-- SOURCE DATA start --

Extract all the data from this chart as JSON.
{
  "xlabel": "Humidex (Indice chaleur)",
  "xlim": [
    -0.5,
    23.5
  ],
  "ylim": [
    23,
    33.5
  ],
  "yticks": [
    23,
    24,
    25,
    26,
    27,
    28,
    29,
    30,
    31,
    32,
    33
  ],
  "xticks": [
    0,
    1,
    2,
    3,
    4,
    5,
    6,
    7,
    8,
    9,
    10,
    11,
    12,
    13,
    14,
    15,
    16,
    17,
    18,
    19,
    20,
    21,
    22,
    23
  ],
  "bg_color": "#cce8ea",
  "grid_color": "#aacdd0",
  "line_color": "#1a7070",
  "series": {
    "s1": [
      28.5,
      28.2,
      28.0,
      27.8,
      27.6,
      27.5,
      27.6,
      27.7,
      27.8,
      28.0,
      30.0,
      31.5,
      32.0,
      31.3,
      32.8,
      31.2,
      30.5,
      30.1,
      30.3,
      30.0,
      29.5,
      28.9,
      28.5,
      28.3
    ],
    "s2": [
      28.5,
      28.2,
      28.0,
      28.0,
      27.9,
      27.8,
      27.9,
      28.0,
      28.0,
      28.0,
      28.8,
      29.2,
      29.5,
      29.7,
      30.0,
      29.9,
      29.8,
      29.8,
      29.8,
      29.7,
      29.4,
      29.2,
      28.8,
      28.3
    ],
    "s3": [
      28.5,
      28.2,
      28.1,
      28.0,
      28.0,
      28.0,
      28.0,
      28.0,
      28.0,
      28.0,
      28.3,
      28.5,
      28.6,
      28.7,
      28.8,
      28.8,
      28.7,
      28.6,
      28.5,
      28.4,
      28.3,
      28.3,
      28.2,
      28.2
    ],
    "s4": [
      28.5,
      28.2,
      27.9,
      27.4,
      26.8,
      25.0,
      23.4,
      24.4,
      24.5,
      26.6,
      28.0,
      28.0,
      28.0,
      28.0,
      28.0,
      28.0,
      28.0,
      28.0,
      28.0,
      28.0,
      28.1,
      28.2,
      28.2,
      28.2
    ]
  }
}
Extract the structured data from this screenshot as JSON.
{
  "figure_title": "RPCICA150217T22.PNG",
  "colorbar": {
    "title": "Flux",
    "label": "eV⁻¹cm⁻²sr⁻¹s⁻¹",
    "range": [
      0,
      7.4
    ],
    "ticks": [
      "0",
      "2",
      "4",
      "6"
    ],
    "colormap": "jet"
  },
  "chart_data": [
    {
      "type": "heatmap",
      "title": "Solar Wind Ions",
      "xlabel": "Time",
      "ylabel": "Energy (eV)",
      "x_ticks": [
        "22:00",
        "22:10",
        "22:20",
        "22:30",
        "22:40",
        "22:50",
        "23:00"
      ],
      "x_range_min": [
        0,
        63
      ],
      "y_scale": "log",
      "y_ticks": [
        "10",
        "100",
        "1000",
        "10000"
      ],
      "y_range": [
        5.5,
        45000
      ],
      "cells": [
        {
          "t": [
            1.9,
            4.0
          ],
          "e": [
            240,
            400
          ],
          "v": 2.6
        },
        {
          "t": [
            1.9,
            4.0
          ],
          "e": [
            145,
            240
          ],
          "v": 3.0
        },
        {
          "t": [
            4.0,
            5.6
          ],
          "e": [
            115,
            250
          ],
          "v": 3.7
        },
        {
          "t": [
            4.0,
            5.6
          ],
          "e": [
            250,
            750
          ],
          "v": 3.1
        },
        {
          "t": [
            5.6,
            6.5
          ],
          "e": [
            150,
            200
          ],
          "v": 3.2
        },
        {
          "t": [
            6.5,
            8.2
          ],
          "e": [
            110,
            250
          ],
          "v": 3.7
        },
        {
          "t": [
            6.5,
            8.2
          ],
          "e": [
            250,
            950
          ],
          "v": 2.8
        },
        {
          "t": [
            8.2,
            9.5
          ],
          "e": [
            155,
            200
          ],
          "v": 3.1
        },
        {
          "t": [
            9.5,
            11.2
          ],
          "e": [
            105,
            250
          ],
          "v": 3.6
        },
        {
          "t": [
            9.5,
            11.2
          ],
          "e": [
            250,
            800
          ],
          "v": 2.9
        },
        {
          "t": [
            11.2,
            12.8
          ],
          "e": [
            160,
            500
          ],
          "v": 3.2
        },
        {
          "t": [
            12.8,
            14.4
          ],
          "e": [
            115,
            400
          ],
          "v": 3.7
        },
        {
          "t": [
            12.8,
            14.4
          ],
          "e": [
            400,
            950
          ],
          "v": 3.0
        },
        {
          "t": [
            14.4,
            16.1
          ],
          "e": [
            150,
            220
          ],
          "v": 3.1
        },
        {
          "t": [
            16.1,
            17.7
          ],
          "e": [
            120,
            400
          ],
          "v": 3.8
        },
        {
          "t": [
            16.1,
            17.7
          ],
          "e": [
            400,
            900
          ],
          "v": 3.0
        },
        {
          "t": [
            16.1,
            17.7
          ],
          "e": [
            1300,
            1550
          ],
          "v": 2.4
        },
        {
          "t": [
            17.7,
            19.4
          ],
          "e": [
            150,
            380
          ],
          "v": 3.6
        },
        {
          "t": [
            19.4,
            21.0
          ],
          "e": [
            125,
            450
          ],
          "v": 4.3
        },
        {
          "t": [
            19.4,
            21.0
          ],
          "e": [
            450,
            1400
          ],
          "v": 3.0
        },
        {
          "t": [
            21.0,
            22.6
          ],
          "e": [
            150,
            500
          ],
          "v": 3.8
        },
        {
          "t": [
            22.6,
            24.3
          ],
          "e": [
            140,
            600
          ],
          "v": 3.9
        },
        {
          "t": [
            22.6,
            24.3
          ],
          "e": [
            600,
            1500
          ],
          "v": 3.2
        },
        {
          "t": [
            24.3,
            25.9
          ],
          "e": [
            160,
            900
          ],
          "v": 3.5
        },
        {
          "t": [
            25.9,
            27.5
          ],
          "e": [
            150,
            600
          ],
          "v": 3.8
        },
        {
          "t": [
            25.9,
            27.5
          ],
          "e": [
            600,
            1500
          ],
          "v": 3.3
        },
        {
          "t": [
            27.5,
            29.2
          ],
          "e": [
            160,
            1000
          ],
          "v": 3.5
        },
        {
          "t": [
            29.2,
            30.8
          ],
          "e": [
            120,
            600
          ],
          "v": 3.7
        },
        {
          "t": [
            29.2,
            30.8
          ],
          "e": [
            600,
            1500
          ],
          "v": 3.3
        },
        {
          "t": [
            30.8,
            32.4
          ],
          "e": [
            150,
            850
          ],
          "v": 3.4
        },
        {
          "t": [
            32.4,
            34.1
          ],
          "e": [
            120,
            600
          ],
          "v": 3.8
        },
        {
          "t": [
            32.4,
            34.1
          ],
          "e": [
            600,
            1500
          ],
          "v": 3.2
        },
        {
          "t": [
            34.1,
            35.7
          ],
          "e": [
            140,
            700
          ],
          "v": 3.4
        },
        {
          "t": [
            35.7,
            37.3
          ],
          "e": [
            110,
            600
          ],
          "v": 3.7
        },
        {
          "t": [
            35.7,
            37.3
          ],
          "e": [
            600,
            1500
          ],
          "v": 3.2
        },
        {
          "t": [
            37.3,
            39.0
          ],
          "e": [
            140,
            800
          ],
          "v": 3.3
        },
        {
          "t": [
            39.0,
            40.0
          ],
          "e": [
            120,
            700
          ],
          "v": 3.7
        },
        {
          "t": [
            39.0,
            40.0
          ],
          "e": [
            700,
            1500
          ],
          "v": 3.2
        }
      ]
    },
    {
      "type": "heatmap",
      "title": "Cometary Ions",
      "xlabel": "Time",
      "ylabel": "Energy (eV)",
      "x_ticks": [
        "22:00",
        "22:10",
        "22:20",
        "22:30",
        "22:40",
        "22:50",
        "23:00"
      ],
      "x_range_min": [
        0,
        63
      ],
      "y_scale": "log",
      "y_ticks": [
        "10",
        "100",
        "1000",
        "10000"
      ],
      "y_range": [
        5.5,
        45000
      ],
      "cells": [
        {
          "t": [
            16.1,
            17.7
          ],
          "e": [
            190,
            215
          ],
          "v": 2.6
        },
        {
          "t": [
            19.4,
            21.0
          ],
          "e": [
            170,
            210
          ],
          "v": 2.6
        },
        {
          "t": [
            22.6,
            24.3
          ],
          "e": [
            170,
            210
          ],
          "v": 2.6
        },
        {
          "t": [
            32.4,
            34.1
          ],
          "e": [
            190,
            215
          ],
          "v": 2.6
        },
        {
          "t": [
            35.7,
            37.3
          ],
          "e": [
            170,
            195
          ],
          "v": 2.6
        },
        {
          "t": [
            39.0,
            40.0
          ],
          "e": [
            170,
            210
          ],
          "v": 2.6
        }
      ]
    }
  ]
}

-- SOURCE DATA end --

WHAT NEEDS TO BE DONE:
Extract, from the listing above, every line where the string "Ions" occurs.

ANSWER TO THIS TASK:
      "title": "Solar Wind Ions",
      "title": "Cometary Ions",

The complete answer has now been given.